◆ **What the task asks**: Output all of the entries below precisely as written.

◆ **Provided material**:
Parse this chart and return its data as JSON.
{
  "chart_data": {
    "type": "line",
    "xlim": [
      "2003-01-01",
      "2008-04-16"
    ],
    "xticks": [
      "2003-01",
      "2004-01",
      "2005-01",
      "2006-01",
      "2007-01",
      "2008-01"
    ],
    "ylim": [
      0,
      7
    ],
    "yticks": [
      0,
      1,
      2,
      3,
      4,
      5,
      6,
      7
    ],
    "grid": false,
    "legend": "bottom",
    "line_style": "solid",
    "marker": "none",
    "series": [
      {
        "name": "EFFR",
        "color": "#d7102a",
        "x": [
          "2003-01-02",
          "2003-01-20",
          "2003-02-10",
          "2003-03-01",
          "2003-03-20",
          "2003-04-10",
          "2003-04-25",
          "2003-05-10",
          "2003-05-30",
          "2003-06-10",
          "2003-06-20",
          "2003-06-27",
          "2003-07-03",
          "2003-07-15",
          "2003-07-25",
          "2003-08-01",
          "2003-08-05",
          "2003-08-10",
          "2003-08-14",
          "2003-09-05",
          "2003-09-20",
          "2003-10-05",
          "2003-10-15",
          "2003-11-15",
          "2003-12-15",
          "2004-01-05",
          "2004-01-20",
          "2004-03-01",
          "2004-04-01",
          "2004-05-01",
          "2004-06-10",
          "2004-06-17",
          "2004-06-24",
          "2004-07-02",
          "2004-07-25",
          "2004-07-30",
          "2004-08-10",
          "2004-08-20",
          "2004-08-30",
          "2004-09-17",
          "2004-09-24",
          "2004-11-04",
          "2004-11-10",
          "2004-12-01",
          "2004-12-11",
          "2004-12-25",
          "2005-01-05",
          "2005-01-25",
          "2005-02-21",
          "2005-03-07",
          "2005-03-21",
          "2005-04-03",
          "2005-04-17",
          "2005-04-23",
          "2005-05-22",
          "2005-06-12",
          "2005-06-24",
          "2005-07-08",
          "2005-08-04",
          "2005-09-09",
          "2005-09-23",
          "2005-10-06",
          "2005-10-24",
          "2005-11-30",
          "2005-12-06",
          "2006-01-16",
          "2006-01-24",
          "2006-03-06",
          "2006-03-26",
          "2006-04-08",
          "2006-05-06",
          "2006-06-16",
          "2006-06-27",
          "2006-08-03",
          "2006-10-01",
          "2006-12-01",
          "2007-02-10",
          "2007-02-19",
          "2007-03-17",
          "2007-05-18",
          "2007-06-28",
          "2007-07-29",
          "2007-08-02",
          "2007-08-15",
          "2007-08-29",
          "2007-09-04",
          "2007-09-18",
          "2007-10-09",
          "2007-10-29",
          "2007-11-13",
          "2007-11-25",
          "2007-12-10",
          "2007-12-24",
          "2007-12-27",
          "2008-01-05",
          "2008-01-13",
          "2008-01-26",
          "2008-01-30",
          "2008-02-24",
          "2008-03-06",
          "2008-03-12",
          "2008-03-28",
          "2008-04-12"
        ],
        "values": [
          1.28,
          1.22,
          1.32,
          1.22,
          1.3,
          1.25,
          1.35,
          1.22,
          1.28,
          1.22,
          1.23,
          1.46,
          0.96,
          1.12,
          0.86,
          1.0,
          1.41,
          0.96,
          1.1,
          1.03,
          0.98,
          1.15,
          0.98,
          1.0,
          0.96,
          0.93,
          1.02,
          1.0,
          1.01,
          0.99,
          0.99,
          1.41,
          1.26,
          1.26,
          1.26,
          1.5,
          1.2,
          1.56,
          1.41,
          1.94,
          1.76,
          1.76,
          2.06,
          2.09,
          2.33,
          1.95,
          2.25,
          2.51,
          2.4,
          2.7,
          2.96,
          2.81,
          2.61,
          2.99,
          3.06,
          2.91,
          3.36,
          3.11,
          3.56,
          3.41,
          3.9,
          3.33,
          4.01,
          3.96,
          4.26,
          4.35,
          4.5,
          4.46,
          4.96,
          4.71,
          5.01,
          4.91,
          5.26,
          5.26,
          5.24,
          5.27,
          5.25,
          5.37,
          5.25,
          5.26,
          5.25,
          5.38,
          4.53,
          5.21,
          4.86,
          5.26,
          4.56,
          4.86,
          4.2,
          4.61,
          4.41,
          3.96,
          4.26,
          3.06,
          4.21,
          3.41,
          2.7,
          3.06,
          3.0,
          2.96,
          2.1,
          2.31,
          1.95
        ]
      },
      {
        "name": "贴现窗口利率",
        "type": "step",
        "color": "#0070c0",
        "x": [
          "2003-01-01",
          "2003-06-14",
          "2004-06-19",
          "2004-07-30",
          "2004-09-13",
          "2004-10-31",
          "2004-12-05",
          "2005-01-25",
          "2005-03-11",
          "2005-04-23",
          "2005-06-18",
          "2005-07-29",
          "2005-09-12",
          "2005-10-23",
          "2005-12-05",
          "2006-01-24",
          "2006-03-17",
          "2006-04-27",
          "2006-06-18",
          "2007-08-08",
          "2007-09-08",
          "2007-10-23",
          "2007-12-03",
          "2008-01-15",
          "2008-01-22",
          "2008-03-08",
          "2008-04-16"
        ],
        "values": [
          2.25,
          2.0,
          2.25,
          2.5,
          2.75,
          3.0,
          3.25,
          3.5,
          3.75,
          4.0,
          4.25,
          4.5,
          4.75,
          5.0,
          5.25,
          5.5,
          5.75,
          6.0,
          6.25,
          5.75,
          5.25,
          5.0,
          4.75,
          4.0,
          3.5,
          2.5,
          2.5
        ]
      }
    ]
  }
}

◆ **Result**:
Parse this chart and return its data as JSON.
{
  "chart_data": {
    "type": "line",
    "xlim": [
      "2003-01-01",
      "2008-04-16"
    ],
    "xticks": [
      "2003-01",
      "2004-01",
      "2005-01",
      "2006-01",
      "2007-01",
      "2008-01"
    ],
    "ylim": [
      0,
      7
    ],
    "yticks": [
      0,
      1,
      2,
      3,
      4,
      5,
      6,
      7
    ],
    "grid": false,
    "legend": "bottom",
    "line_style": "solid",
    "marker": "none",
    "series": [
      {
        "name": "EFFR",
        "color": "#d7102a",
        "x": [
          "2003-01-02",
          "2003-01-20",
          "2003-02-10",
          "2003-03-01",
          "2003-03-20",
          "2003-04-10",
          "2003-04-25",
          "2003-05-10",
          "2003-05-30",
          "2003-06-10",
          "2003-06-20",
          "2003-06-27",
          "2003-07-03",
          "2003-07-15",
          "2003-07-25",
          "2003-08-01",
          "2003-08-05",
          "2003-08-10",
          "2003-08-14",
          "2003-09-05",
          "2003-09-20",
          "2003-10-05",
          "2003-10-15",
          "2003-11-15",
          "2003-12-15",
          "2004-01-05",
          "2004-01-20",
          "2004-03-01",
          "2004-04-01",
          "2004-05-01",
          "2004-06-10",
          "2004-06-17",
          "2004-06-24",
          "2004-07-02",
          "2004-07-25",
          "2004-07-30",
          "2004-08-10",
          "2004-08-20",
          "2004-08-30",
          "2004-09-17",
          "2004-09-24",
          "2004-11-04",
          "2004-11-10",
          "2004-12-01",
          "2004-12-11",
          "2004-12-25",
          "2005-01-05",
          "2005-01-25",
          "2005-02-21",
          "2005-03-07",
          "2005-03-21",
          "2005-04-03",
          "2005-04-17",
          "2005-04-23",
          "2005-05-22",
          "2005-06-12",
          "2005-06-24",
          "2005-07-08",
          "2005-08-04",
          "2005-09-09",
          "2005-09-23",
          "2005-10-06",
          "2005-10-24",
          "2005-11-30",
          "2005-12-06",
          "2006-01-16",
          "2006-01-24",
          "2006-03-06",
          "2006-03-26",
          "2006-04-08",
          "2006-05-06",
          "2006-06-16",
          "2006-06-27",
          "2006-08-03",
          "2006-10-01",
          "2006-12-01",
          "2007-02-10",
          "2007-02-19",
          "2007-03-17",
          "2007-05-18",
          "2007-06-28",
          "2007-07-29",
          "2007-08-02",
          "2007-08-15",
          "2007-08-29",
          "2007-09-04",
          "2007-09-18",
          "2007-10-09",
          "2007-10-29",
          "2007-11-13",
          "2007-11-25",
          "2007-12-10",
          "2007-12-24",
          "2007-12-27",
          "2008-01-05",
          "2008-01-13",
          "2008-01-26",
          "2008-01-30",
          "2008-02-24",
          "2008-03-06",
          "2008-03-12",
          "2008-03-28",
          "2008-04-12"
        ],
        "values": [
          1.28,
          1.22,
          1.32,
          1.22,
          1.3,
          1.25,
          1.35,
          1.22,
          1.28,
          1.22,
          1.23,
          1.46,
          0.96,
          1.12,
          0.86,
          1.0,
          1.41,
          0.96,
          1.1,
          1.03,
          0.98,
          1.15,
          0.98,
          1.0,
          0.96,
          0.93,
          1.02,
          1.0,
          1.01,
          0.99,
          0.99,
          1.41,
          1.26,
          1.26,
          1.26,
          1.5,
          1.2,
          1.56,
          1.41,
          1.94,
          1.76,
          1.76,
          2.06,
          2.09,
          2.33,
          1.95,
          2.25,
          2.51,
          2.4,
          2.7,
          2.96,
          2.81,
          2.61,
          2.99,
          3.06,
          2.91,
          3.36,
          3.11,
          3.56,
          3.41,
          3.9,
          3.33,
          4.01,
          3.96,
          4.26,
          4.35,
          4.5,
          4.46,
          4.96,
          4.71,
          5.01,
          4.91,
          5.26,
          5.26,
          5.24,
          5.27,
          5.25,
          5.37,
          5.25,
          5.26,
          5.25,
          5.38,
          4.53,
          5.21,
          4.86,
          5.26,
          4.56,
          4.86,
          4.2,
          4.61,
          4.41,
          3.96,
          4.26,
          3.06,
          4.21,
          3.41,
          2.7,
          3.06,
          3.0,
          2.96,
          2.1,
          2.31,
          1.95
        ]
      },
      {
        "name": "贴现窗口利率",
        "type": "step",
        "color": "#0070c0",
        "x": [
          "2003-01-01",
          "2003-06-14",
          "2004-06-19",
          "2004-07-30",
          "2004-09-13",
          "2004-10-31",
          "2004-12-05",
          "2005-01-25",
          "2005-03-11",
          "2005-04-23",
          "2005-06-18",
          "2005-07-29",
          "2005-09-12",
          "2005-10-23",
          "2005-12-05",
          "2006-01-24",
          "2006-03-17",
          "2006-04-27",
          "2006-06-18",
          "2007-08-08",
          "2007-09-08",
          "2007-10-23",
          "2007-12-03",
          "2008-01-15",
          "2008-01-22",
          "2008-03-08",
          "2008-04-16"
        ],
        "values": [
          2.25,
          2.0,
          2.25,
          2.5,
          2.75,
          3.0,
          3.25,
          3.5,
          3.75,
          4.0,
          4.25,
          4.5,
          4.75,
          5.0,
          5.25,
          5.5,
          5.75,
          6.0,
          6.25,
          5.75,
          5.25,
          5.0,
          4.75,
          4.0,
          3.5,
          2.5,
          2.5
        ]
      }
    ]
  }
}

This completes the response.